■ SHORT EXERCISE
From the records below, pull each line that has "Polarization".

[begin DATA EXTRACT]

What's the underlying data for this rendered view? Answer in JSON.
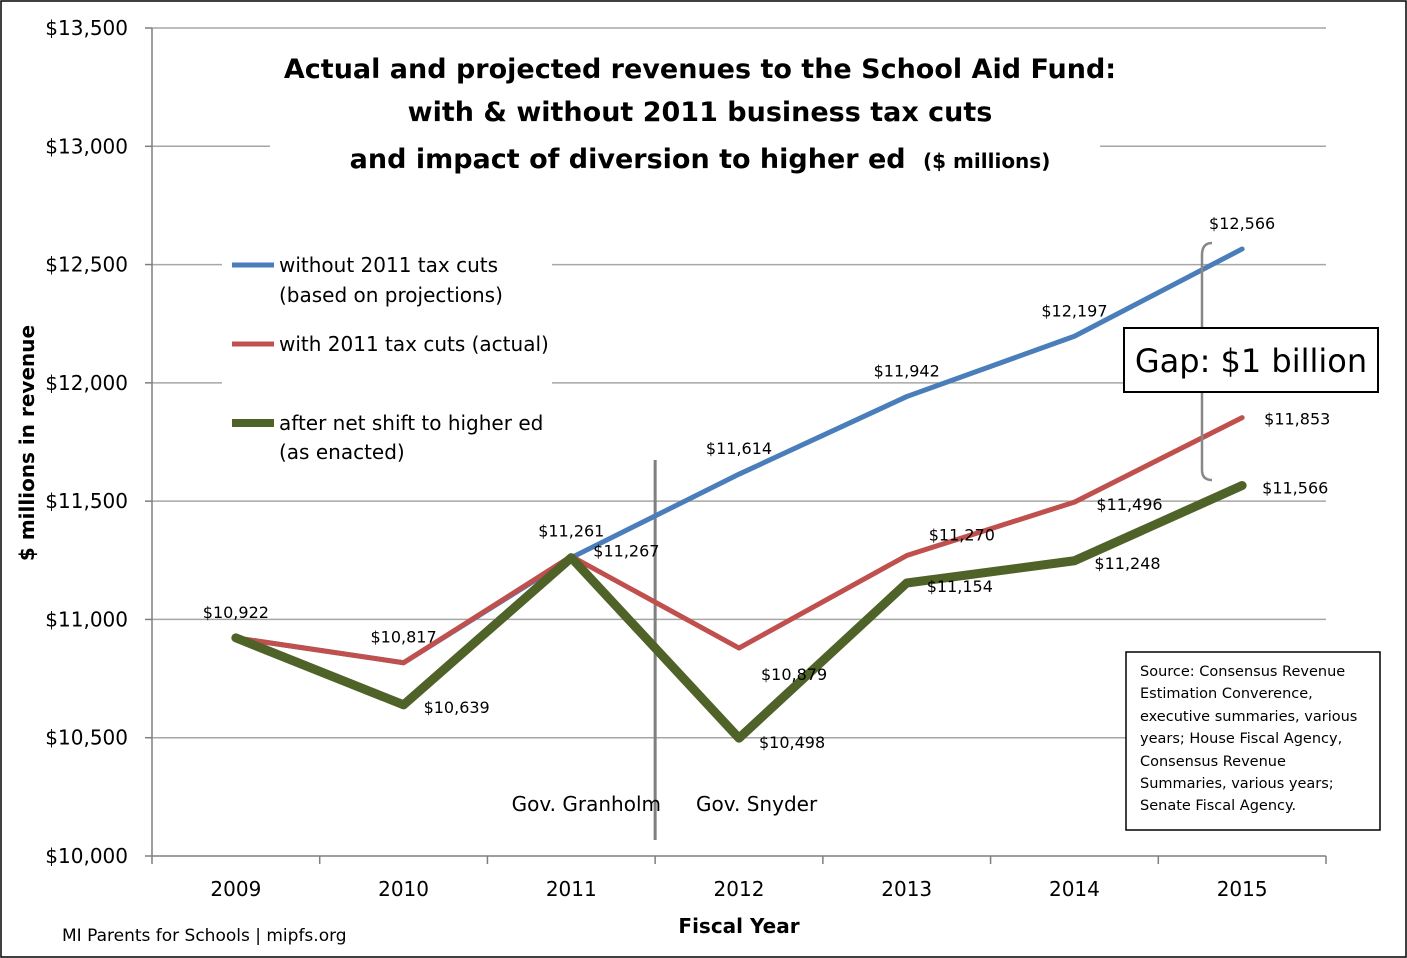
{
  "chart_data": {
    "type": "line",
    "title_lines": [
      "Actual and projected revenues to the School Aid Fund:",
      "with & without 2011 business tax cuts",
      "and impact of diversion to higher ed"
    ],
    "title_suffix": "($ millions)",
    "xlabel": "Fiscal Year",
    "ylabel": "$ millions in revenue",
    "categories": [
      "2009",
      "2010",
      "2011",
      "2012",
      "2013",
      "2014",
      "2015"
    ],
    "ylim": [
      10000,
      13500
    ],
    "yticks": [
      10000,
      10500,
      11000,
      11500,
      12000,
      12500,
      13000,
      13500
    ],
    "ytick_labels": [
      "$10,000",
      "$10,500",
      "$11,000",
      "$11,500",
      "$12,000",
      "$12,500",
      "$13,000",
      "$13,500"
    ],
    "grid": true,
    "legend_position": "left",
    "series": [
      {
        "name": "without 2011 tax cuts",
        "name_line2": "(based on projections)",
        "color": "#4a7ebb",
        "values": [
          10922,
          10817,
          11261,
          11614,
          11942,
          12197,
          12566
        ],
        "labels": [
          null,
          null,
          null,
          "$11,614",
          "$11,942",
          "$12,197",
          "$12,566"
        ]
      },
      {
        "name": "with 2011 tax cuts (actual)",
        "name_line2": "",
        "color": "#c0504d",
        "values": [
          10922,
          10817,
          11267,
          10879,
          11270,
          11496,
          11853
        ],
        "labels": [
          null,
          "$10,817",
          "$11,267",
          "$10,879",
          "$11,270",
          "$11,496",
          "$11,853"
        ]
      },
      {
        "name": "after net shift to higher ed",
        "name_line2": "(as enacted)",
        "color": "#4f6228",
        "values": [
          10922,
          10639,
          11261,
          10498,
          11154,
          11248,
          11566
        ],
        "labels": [
          "$10,922",
          "$10,639",
          "$11,261",
          "$10,498",
          "$11,154",
          "$11,248",
          "$11,566"
        ]
      }
    ],
    "annotations": {
      "gov_left": "Gov. Granholm",
      "gov_right": "Gov. Snyder",
      "gap": "Gap: $1 billion",
      "source_lines": [
        "Source: Consensus Revenue",
        "Estimation Converence,",
        "executive summaries, various",
        "years; House Fiscal Agency,",
        "Consensus Revenue",
        "Summaries, various years;",
        "Senate Fiscal Agency."
      ],
      "credit": "MI Parents for Schools | mipfs.org"
    }
  }
}
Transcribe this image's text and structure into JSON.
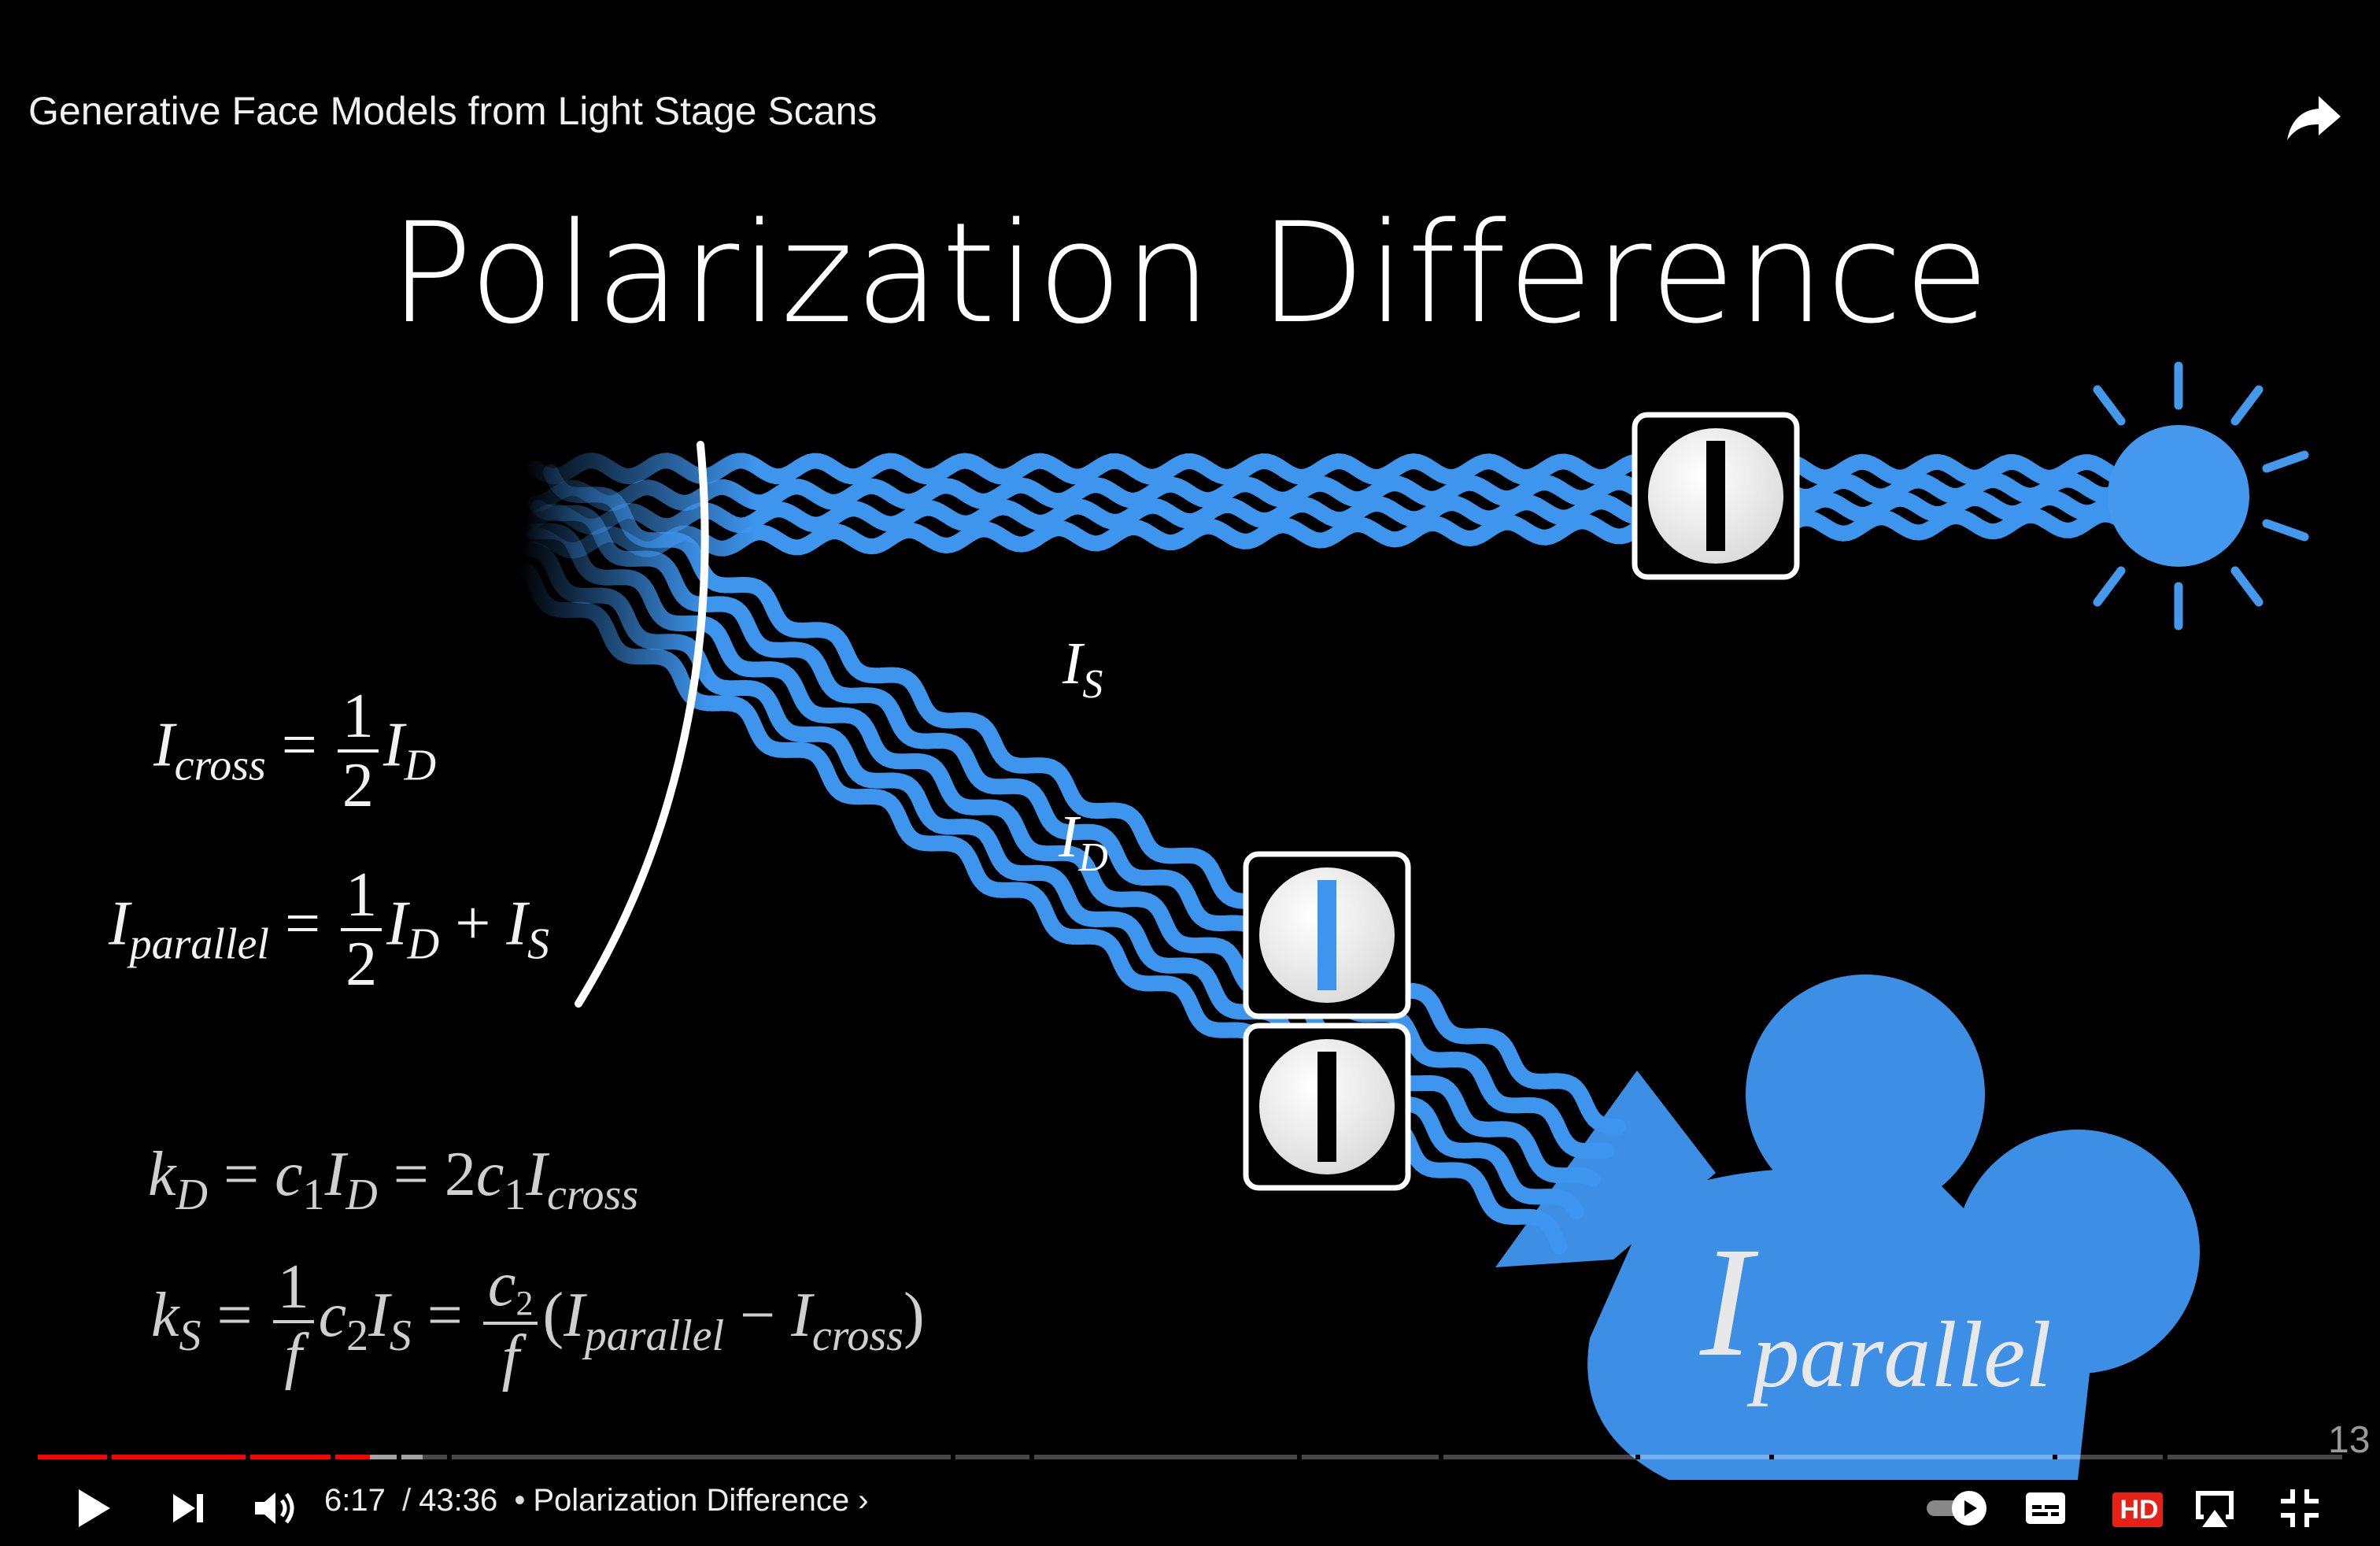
{
  "video": {
    "title": "Generative Face Models from Light Stage Scans",
    "share_icon": "share-arrow-icon"
  },
  "slide": {
    "title": "Polarization Difference",
    "slide_number": "13",
    "beam_labels": {
      "specular": {
        "base": "I",
        "sub": "S"
      },
      "diffuse": {
        "base": "I",
        "sub": "D"
      }
    },
    "camera_label": {
      "base": "I",
      "sub": "parallel"
    },
    "equations": {
      "cross": {
        "lhs": "I",
        "lhs_sub": "cross",
        "op": "=",
        "num": "1",
        "den": "2",
        "rhs": "I",
        "rhs_sub": "D"
      },
      "parallel": {
        "lhs": "I",
        "lhs_sub": "parallel",
        "op": "=",
        "num": "1",
        "den": "2",
        "t1": "I",
        "t1_sub": "D",
        "plus": "+",
        "t2": "I",
        "t2_sub": "S"
      },
      "kd": {
        "lhs": "k",
        "lhs_sub": "D",
        "op1": "=",
        "c": "c",
        "c_sub": "1",
        "i": "I",
        "i_sub": "D",
        "op2": "=",
        "two": "2",
        "c2": "c",
        "c2_sub": "1",
        "i2": "I",
        "i2_sub": "cross"
      },
      "ks": {
        "lhs": "k",
        "lhs_sub": "S",
        "op1": "=",
        "num1": "1",
        "den1": "f",
        "c": "c",
        "c_sub": "2",
        "i": "I",
        "i_sub": "S",
        "op2": "=",
        "num2": "c",
        "num2_sub": "2",
        "den2": "f",
        "open": "(",
        "a": "I",
        "a_sub": "parallel",
        "minus": "−",
        "b": "I",
        "b_sub": "cross",
        "close": ")"
      }
    },
    "colors": {
      "beam": "#3d95ee",
      "light": "#4499ee",
      "camera": "#3d8fe6"
    }
  },
  "player": {
    "current_time": "6:17",
    "duration": "43:36",
    "separator": "/",
    "bullet": "•",
    "chapter": "Polarization Difference",
    "played_fraction": 0.144,
    "buffered_fraction": 0.167,
    "hd_badge": "HD",
    "accent": "#ff0000"
  }
}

[end DATA EXTRACT]

■ THE RESULT
    "title": "Polarization Difference",
    "chapter": "Polarization Difference",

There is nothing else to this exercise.